# Your goal
Return the records exactly, please. Every line should match.

# Data to process
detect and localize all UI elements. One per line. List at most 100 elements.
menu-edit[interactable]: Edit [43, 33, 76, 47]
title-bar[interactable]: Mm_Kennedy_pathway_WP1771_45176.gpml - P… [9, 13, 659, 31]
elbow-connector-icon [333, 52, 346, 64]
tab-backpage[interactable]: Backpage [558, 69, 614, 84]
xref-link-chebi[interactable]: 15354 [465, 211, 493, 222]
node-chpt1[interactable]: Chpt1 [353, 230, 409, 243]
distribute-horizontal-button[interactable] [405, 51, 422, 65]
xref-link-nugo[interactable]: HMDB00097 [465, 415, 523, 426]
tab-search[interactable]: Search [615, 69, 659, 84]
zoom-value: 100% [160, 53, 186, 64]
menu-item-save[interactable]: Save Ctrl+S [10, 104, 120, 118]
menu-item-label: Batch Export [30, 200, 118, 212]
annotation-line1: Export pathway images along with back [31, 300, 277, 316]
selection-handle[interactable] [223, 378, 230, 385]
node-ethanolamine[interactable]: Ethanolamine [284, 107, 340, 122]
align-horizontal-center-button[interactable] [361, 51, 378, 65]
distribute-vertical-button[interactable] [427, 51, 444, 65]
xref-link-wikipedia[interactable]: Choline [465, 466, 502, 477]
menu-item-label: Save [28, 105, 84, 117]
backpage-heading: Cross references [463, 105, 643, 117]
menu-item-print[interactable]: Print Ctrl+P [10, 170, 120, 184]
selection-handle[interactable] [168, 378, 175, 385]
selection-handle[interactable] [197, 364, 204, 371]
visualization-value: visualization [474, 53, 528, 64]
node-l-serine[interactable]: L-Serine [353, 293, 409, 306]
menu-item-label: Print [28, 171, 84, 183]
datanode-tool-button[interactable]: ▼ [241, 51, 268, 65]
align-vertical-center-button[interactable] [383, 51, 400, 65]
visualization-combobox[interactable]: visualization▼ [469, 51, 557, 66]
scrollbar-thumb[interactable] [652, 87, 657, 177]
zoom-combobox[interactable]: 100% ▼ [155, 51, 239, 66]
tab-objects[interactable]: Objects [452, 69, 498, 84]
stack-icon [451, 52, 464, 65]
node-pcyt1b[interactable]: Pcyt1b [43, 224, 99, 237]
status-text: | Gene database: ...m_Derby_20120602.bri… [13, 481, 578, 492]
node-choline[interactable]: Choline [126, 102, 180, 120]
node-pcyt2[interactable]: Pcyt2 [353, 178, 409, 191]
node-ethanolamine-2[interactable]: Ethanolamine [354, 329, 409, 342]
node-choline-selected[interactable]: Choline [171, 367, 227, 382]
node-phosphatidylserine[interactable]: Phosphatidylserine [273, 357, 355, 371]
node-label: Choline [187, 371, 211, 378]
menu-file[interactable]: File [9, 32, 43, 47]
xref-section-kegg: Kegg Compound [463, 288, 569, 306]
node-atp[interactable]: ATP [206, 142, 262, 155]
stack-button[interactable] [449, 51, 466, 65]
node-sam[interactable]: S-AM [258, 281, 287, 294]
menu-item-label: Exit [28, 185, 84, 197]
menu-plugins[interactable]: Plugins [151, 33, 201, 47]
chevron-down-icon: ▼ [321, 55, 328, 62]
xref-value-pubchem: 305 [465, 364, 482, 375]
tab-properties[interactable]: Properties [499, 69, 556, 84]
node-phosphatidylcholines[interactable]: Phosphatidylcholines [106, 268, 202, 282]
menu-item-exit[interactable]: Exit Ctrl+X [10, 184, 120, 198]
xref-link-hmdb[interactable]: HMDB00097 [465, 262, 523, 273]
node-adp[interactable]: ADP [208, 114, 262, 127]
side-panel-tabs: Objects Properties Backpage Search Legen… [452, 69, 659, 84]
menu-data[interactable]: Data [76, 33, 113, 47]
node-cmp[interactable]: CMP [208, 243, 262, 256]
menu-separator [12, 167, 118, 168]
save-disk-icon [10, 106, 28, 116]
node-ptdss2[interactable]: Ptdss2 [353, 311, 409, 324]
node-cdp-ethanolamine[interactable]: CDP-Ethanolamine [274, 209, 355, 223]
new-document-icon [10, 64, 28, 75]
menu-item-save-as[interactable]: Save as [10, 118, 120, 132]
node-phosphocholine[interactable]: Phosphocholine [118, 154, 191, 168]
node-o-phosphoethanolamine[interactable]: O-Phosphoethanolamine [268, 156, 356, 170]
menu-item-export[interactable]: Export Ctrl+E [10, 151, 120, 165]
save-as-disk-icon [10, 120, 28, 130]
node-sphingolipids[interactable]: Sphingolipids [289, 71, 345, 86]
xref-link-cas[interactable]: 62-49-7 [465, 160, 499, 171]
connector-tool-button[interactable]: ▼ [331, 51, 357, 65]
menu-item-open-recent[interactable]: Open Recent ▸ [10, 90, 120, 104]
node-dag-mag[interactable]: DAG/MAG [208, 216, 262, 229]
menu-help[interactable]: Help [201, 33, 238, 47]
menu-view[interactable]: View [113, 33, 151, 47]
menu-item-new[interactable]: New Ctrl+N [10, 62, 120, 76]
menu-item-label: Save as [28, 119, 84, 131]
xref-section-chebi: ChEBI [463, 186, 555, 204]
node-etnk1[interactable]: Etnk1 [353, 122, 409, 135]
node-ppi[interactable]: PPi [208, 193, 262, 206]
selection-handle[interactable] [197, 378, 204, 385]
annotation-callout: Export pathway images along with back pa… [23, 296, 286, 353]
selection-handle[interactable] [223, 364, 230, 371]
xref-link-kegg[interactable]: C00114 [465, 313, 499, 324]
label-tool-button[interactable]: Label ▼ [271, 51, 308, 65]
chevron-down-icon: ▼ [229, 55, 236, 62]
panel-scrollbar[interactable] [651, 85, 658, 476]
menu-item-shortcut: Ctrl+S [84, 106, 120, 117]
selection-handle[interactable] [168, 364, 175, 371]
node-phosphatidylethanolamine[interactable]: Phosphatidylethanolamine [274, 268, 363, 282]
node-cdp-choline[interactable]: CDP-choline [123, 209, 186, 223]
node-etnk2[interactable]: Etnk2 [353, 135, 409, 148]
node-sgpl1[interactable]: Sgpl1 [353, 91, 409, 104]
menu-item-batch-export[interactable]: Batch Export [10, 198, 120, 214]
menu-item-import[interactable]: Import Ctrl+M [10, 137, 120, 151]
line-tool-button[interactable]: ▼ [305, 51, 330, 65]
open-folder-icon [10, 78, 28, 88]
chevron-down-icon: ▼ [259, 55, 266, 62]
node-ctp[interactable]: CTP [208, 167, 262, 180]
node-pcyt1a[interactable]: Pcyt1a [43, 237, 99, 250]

# Answer box
detect and localize all UI elements. One per line. List at most 100 elements.
menu-edit[interactable]: Edit [43, 33, 76, 47]
title-bar[interactable]: Mm_Kennedy_pathway_WP1771_45176.gpml - P… [9, 13, 659, 31]
elbow-connector-icon [333, 52, 346, 64]
tab-backpage[interactable]: Backpage [558, 69, 614, 84]
xref-link-chebi[interactable]: 15354 [465, 211, 493, 222]
node-chpt1[interactable]: Chpt1 [353, 230, 409, 243]
distribute-horizontal-button[interactable] [405, 51, 422, 65]
xref-link-nugo[interactable]: HMDB00097 [465, 415, 523, 426]
tab-search[interactable]: Search [615, 69, 659, 84]
zoom-value: 100% [160, 53, 186, 64]
menu-item-save[interactable]: Save Ctrl+S [10, 104, 120, 118]
menu-item-label: Batch Export [30, 200, 118, 212]
annotation-line1: Export pathway images along with back [31, 300, 277, 316]
selection-handle[interactable] [223, 378, 230, 385]
node-ethanolamine[interactable]: Ethanolamine [284, 107, 340, 122]
align-horizontal-center-button[interactable] [361, 51, 378, 65]
distribute-vertical-button[interactable] [427, 51, 444, 65]
xref-link-wikipedia[interactable]: Choline [465, 466, 502, 477]
menu-item-label: Save [28, 105, 84, 117]
backpage-heading: Cross references [463, 105, 643, 117]
menu-item-print[interactable]: Print Ctrl+P [10, 170, 120, 184]
selection-handle[interactable] [168, 378, 175, 385]
selection-handle[interactable] [197, 364, 204, 371]
visualization-value: visualization [474, 53, 528, 64]
node-l-serine[interactable]: L-Serine [353, 293, 409, 306]
menu-item-label: Print [28, 171, 84, 183]
datanode-tool-button[interactable]: ▼ [241, 51, 268, 65]
align-vertical-center-button[interactable] [383, 51, 400, 65]
visualization-combobox[interactable]: visualization▼ [469, 51, 557, 66]
scrollbar-thumb[interactable] [652, 87, 657, 177]
zoom-combobox[interactable]: 100% ▼ [155, 51, 239, 66]
tab-objects[interactable]: Objects [452, 69, 498, 84]
stack-icon [451, 52, 464, 65]
node-pcyt1b[interactable]: Pcyt1b [43, 224, 99, 237]
status-text: | Gene database: ...m_Derby_20120602.bri… [13, 481, 578, 492]
node-choline[interactable]: Choline [126, 102, 180, 120]
node-pcyt2[interactable]: Pcyt2 [353, 178, 409, 191]
node-ethanolamine-2[interactable]: Ethanolamine [354, 329, 409, 342]
node-choline-selected[interactable]: Choline [171, 367, 227, 382]
node-phosphatidylserine[interactable]: Phosphatidylserine [273, 357, 355, 371]
node-label: Choline [187, 371, 211, 378]
menu-file[interactable]: File [9, 32, 43, 47]
xref-section-kegg: Kegg Compound [463, 288, 569, 306]
node-atp[interactable]: ATP [206, 142, 262, 155]
stack-button[interactable] [449, 51, 466, 65]
node-sam[interactable]: S-AM [258, 281, 287, 294]
menu-item-label: Exit [28, 185, 84, 197]
menu-plugins[interactable]: Plugins [151, 33, 201, 47]
chevron-down-icon: ▼ [321, 55, 328, 62]
xref-value-pubchem: 305 [465, 364, 482, 375]
tab-properties[interactable]: Properties [499, 69, 556, 84]
node-phosphatidylcholines[interactable]: Phosphatidylcholines [106, 268, 202, 282]
menu-item-exit[interactable]: Exit Ctrl+X [10, 184, 120, 198]
xref-link-hmdb[interactable]: HMDB00097 [465, 262, 523, 273]
node-adp[interactable]: ADP [208, 114, 262, 127]
side-panel-tabs: Objects Properties Backpage Search Legen… [452, 69, 659, 84]
menu-data[interactable]: Data [76, 33, 113, 47]
node-cmp[interactable]: CMP [208, 243, 262, 256]
menu-separator [12, 167, 118, 168]
save-disk-icon [10, 106, 28, 116]
node-ptdss2[interactable]: Ptdss2 [353, 311, 409, 324]
node-cdp-ethanolamine[interactable]: CDP-Ethanolamine [274, 209, 355, 223]
new-document-icon [10, 64, 28, 75]
menu-item-save-as[interactable]: Save as [10, 118, 120, 132]
node-phosphocholine[interactable]: Phosphocholine [118, 154, 191, 168]
node-o-phosphoethanolamine[interactable]: O-Phosphoethanolamine [268, 156, 356, 170]
menu-item-export[interactable]: Export Ctrl+E [10, 151, 120, 165]
save-as-disk-icon [10, 120, 28, 130]
node-sphingolipids[interactable]: Sphingolipids [289, 71, 345, 86]
xref-link-cas[interactable]: 62-49-7 [465, 160, 499, 171]
connector-tool-button[interactable]: ▼ [331, 51, 357, 65]
menu-item-open-recent[interactable]: Open Recent ▸ [10, 90, 120, 104]
node-dag-mag[interactable]: DAG/MAG [208, 216, 262, 229]
menu-help[interactable]: Help [201, 33, 238, 47]
menu-view[interactable]: View [113, 33, 151, 47]
menu-item-new[interactable]: New Ctrl+N [10, 62, 120, 76]
menu-item-label: Save as [28, 119, 84, 131]
xref-section-chebi: ChEBI [463, 186, 555, 204]
node-etnk1[interactable]: Etnk1 [353, 122, 409, 135]
node-ppi[interactable]: PPi [208, 193, 262, 206]
selection-handle[interactable] [197, 378, 204, 385]
annotation-callout: Export pathway images along with back pa… [23, 296, 286, 353]
selection-handle[interactable] [223, 364, 230, 371]
xref-link-kegg[interactable]: C00114 [465, 313, 499, 324]
label-tool-button[interactable]: Label ▼ [271, 51, 308, 65]
chevron-down-icon: ▼ [229, 55, 236, 62]
panel-scrollbar[interactable] [651, 85, 658, 476]
menu-item-shortcut: Ctrl+S [84, 106, 120, 117]
selection-handle[interactable] [168, 364, 175, 371]
node-phosphatidylethanolamine[interactable]: Phosphatidylethanolamine [274, 268, 363, 282]
node-cdp-choline[interactable]: CDP-choline [123, 209, 186, 223]
node-etnk2[interactable]: Etnk2 [353, 135, 409, 148]
node-sgpl1[interactable]: Sgpl1 [353, 91, 409, 104]
menu-item-batch-export[interactable]: Batch Export [10, 198, 120, 214]
menu-item-import[interactable]: Import Ctrl+M [10, 137, 120, 151]
line-tool-button[interactable]: ▼ [305, 51, 330, 65]
open-folder-icon [10, 78, 28, 88]
chevron-down-icon: ▼ [259, 55, 266, 62]
node-ctp[interactable]: CTP [208, 167, 262, 180]
node-pcyt1a[interactable]: Pcyt1a [43, 237, 99, 250]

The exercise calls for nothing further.